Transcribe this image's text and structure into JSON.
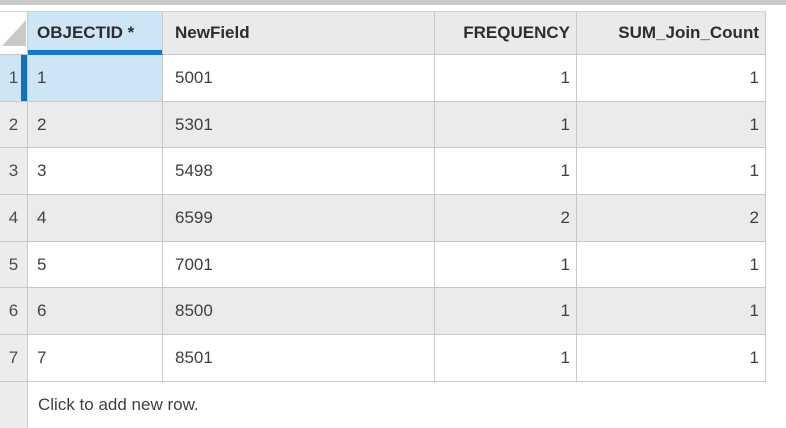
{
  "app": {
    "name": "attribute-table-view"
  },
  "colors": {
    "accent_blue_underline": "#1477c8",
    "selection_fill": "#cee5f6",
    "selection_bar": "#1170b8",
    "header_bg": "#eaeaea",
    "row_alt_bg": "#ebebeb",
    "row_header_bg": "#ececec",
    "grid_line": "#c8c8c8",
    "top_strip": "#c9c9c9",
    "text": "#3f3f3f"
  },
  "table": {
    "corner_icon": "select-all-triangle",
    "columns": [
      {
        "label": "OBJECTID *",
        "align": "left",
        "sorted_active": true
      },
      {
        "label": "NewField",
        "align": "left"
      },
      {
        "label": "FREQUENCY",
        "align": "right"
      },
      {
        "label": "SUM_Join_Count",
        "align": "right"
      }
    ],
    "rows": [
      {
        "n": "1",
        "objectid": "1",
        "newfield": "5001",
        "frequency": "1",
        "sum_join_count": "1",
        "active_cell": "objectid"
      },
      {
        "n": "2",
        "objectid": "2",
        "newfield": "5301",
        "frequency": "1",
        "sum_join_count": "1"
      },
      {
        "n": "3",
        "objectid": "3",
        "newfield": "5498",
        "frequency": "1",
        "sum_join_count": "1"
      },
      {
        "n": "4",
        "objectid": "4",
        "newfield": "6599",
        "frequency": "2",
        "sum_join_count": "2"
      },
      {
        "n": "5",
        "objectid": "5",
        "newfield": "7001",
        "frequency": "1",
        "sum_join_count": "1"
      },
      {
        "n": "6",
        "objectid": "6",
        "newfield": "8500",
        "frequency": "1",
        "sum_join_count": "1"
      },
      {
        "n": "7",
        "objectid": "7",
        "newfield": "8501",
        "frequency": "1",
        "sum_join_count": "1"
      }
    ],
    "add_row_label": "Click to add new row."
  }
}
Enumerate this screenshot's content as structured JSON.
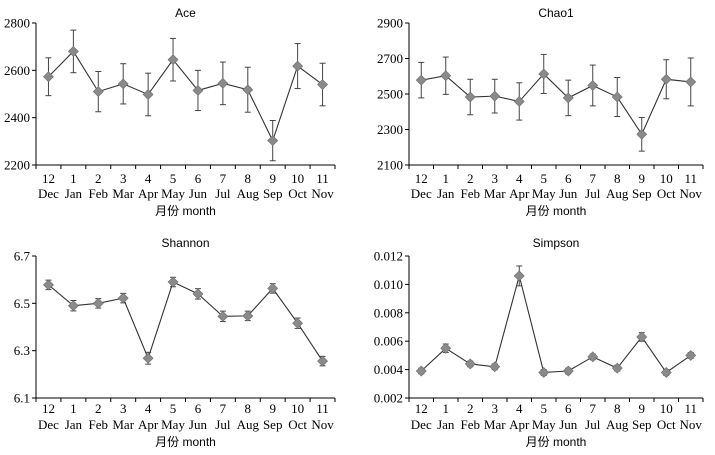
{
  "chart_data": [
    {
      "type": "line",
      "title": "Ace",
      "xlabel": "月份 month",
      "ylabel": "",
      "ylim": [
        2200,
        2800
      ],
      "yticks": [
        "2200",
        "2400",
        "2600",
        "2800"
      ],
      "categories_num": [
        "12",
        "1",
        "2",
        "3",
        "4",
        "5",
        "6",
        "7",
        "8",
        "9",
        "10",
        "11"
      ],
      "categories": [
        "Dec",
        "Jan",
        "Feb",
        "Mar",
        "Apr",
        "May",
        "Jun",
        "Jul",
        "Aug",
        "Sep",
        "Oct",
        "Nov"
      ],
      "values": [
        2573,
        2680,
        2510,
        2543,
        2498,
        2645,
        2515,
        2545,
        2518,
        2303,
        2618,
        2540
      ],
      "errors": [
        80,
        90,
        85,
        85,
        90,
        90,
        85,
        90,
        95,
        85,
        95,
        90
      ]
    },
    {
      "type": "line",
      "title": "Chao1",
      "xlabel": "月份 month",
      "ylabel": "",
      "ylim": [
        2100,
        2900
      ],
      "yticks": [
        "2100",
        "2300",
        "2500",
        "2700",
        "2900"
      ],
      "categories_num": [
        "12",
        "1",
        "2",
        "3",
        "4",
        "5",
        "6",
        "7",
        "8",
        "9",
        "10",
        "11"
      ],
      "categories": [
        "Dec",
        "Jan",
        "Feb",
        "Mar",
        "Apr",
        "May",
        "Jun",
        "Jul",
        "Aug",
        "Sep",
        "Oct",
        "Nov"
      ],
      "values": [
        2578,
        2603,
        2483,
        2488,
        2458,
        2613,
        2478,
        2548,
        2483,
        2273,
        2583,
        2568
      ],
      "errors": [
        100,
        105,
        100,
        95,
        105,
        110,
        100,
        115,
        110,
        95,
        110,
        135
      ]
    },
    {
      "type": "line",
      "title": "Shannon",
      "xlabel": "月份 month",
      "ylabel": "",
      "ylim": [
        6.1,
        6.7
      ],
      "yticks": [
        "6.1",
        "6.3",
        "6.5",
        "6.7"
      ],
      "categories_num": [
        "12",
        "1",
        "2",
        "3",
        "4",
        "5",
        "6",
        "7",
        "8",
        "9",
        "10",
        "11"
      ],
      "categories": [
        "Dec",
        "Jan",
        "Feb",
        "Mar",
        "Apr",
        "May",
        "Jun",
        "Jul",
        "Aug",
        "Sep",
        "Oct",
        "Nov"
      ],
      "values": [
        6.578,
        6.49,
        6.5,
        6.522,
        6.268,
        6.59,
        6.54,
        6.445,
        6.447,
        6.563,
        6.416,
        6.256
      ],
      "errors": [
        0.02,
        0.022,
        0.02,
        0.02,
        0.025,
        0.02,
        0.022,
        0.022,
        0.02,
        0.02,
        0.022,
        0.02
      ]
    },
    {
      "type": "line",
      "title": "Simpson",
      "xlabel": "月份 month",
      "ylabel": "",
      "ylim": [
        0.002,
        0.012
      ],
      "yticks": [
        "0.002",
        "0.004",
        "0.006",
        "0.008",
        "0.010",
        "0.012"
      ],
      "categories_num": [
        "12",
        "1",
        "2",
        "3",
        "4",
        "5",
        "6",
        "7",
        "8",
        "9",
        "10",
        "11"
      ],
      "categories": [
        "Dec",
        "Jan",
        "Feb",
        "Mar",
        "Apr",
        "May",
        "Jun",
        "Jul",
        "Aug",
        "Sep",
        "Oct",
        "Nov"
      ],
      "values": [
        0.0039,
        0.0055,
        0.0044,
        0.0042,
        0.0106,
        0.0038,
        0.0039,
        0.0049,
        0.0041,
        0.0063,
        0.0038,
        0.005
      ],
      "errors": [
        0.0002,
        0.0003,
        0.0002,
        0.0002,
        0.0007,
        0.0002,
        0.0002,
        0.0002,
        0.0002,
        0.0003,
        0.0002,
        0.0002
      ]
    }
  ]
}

## Exercise description
Exactly reproduce the entries above, minus the pictures.

## Written solution
Transcribe this image's text and structure into JSON.
{
  "app": {
    "name": "attribute-table-view"
  },
  "colors": {
    "accent_blue_underline": "#1477c8",
    "selection_fill": "#cee5f6",
    "selection_bar": "#1170b8",
    "header_bg": "#eaeaea",
    "row_alt_bg": "#ebebeb",
    "row_header_bg": "#ececec",
    "grid_line": "#c8c8c8",
    "top_strip": "#c9c9c9",
    "text": "#3f3f3f"
  },
  "table": {
    "corner_icon": "select-all-triangle",
    "columns": [
      {
        "label": "OBJECTID *",
        "align": "left",
        "sorted_active": true
      },
      {
        "label": "NewField",
        "align": "left"
      },
      {
        "label": "FREQUENCY",
        "align": "right"
      },
      {
        "label": "SUM_Join_Count",
        "align": "right"
      }
    ],
    "rows": [
      {
        "n": "1",
        "objectid": "1",
        "newfield": "5001",
        "frequency": "1",
        "sum_join_count": "1",
        "active_cell": "objectid"
      },
      {
        "n": "2",
        "objectid": "2",
        "newfield": "5301",
        "frequency": "1",
        "sum_join_count": "1"
      },
      {
        "n": "3",
        "objectid": "3",
        "newfield": "5498",
        "frequency": "1",
        "sum_join_count": "1"
      },
      {
        "n": "4",
        "objectid": "4",
        "newfield": "6599",
        "frequency": "2",
        "sum_join_count": "2"
      },
      {
        "n": "5",
        "objectid": "5",
        "newfield": "7001",
        "frequency": "1",
        "sum_join_count": "1"
      },
      {
        "n": "6",
        "objectid": "6",
        "newfield": "8500",
        "frequency": "1",
        "sum_join_count": "1"
      },
      {
        "n": "7",
        "objectid": "7",
        "newfield": "8501",
        "frequency": "1",
        "sum_join_count": "1"
      }
    ],
    "add_row_label": "Click to add new row."
  }
}
Enumerate this screenshot's content as structured JSON.
{
  "chart_data": [
    {
      "type": "line",
      "title": "Ace",
      "xlabel": "月份 month",
      "ylabel": "",
      "ylim": [
        2200,
        2800
      ],
      "yticks": [
        "2200",
        "2400",
        "2600",
        "2800"
      ],
      "categories_num": [
        "12",
        "1",
        "2",
        "3",
        "4",
        "5",
        "6",
        "7",
        "8",
        "9",
        "10",
        "11"
      ],
      "categories": [
        "Dec",
        "Jan",
        "Feb",
        "Mar",
        "Apr",
        "May",
        "Jun",
        "Jul",
        "Aug",
        "Sep",
        "Oct",
        "Nov"
      ],
      "values": [
        2573,
        2680,
        2510,
        2543,
        2498,
        2645,
        2515,
        2545,
        2518,
        2303,
        2618,
        2540
      ],
      "errors": [
        80,
        90,
        85,
        85,
        90,
        90,
        85,
        90,
        95,
        85,
        95,
        90
      ]
    },
    {
      "type": "line",
      "title": "Chao1",
      "xlabel": "月份 month",
      "ylabel": "",
      "ylim": [
        2100,
        2900
      ],
      "yticks": [
        "2100",
        "2300",
        "2500",
        "2700",
        "2900"
      ],
      "categories_num": [
        "12",
        "1",
        "2",
        "3",
        "4",
        "5",
        "6",
        "7",
        "8",
        "9",
        "10",
        "11"
      ],
      "categories": [
        "Dec",
        "Jan",
        "Feb",
        "Mar",
        "Apr",
        "May",
        "Jun",
        "Jul",
        "Aug",
        "Sep",
        "Oct",
        "Nov"
      ],
      "values": [
        2578,
        2603,
        2483,
        2488,
        2458,
        2613,
        2478,
        2548,
        2483,
        2273,
        2583,
        2568
      ],
      "errors": [
        100,
        105,
        100,
        95,
        105,
        110,
        100,
        115,
        110,
        95,
        110,
        135
      ]
    },
    {
      "type": "line",
      "title": "Shannon",
      "xlabel": "月份 month",
      "ylabel": "",
      "ylim": [
        6.1,
        6.7
      ],
      "yticks": [
        "6.1",
        "6.3",
        "6.5",
        "6.7"
      ],
      "categories_num": [
        "12",
        "1",
        "2",
        "3",
        "4",
        "5",
        "6",
        "7",
        "8",
        "9",
        "10",
        "11"
      ],
      "categories": [
        "Dec",
        "Jan",
        "Feb",
        "Mar",
        "Apr",
        "May",
        "Jun",
        "Jul",
        "Aug",
        "Sep",
        "Oct",
        "Nov"
      ],
      "values": [
        6.578,
        6.49,
        6.5,
        6.522,
        6.268,
        6.59,
        6.54,
        6.445,
        6.447,
        6.563,
        6.416,
        6.256
      ],
      "errors": [
        0.02,
        0.022,
        0.02,
        0.02,
        0.025,
        0.02,
        0.022,
        0.022,
        0.02,
        0.02,
        0.022,
        0.02
      ]
    },
    {
      "type": "line",
      "title": "Simpson",
      "xlabel": "月份 month",
      "ylabel": "",
      "ylim": [
        0.002,
        0.012
      ],
      "yticks": [
        "0.002",
        "0.004",
        "0.006",
        "0.008",
        "0.010",
        "0.012"
      ],
      "categories_num": [
        "12",
        "1",
        "2",
        "3",
        "4",
        "5",
        "6",
        "7",
        "8",
        "9",
        "10",
        "11"
      ],
      "categories": [
        "Dec",
        "Jan",
        "Feb",
        "Mar",
        "Apr",
        "May",
        "Jun",
        "Jul",
        "Aug",
        "Sep",
        "Oct",
        "Nov"
      ],
      "values": [
        0.0039,
        0.0055,
        0.0044,
        0.0042,
        0.0106,
        0.0038,
        0.0039,
        0.0049,
        0.0041,
        0.0063,
        0.0038,
        0.005
      ],
      "errors": [
        0.0002,
        0.0003,
        0.0002,
        0.0002,
        0.0007,
        0.0002,
        0.0002,
        0.0002,
        0.0002,
        0.0003,
        0.0002,
        0.0002
      ]
    }
  ]
}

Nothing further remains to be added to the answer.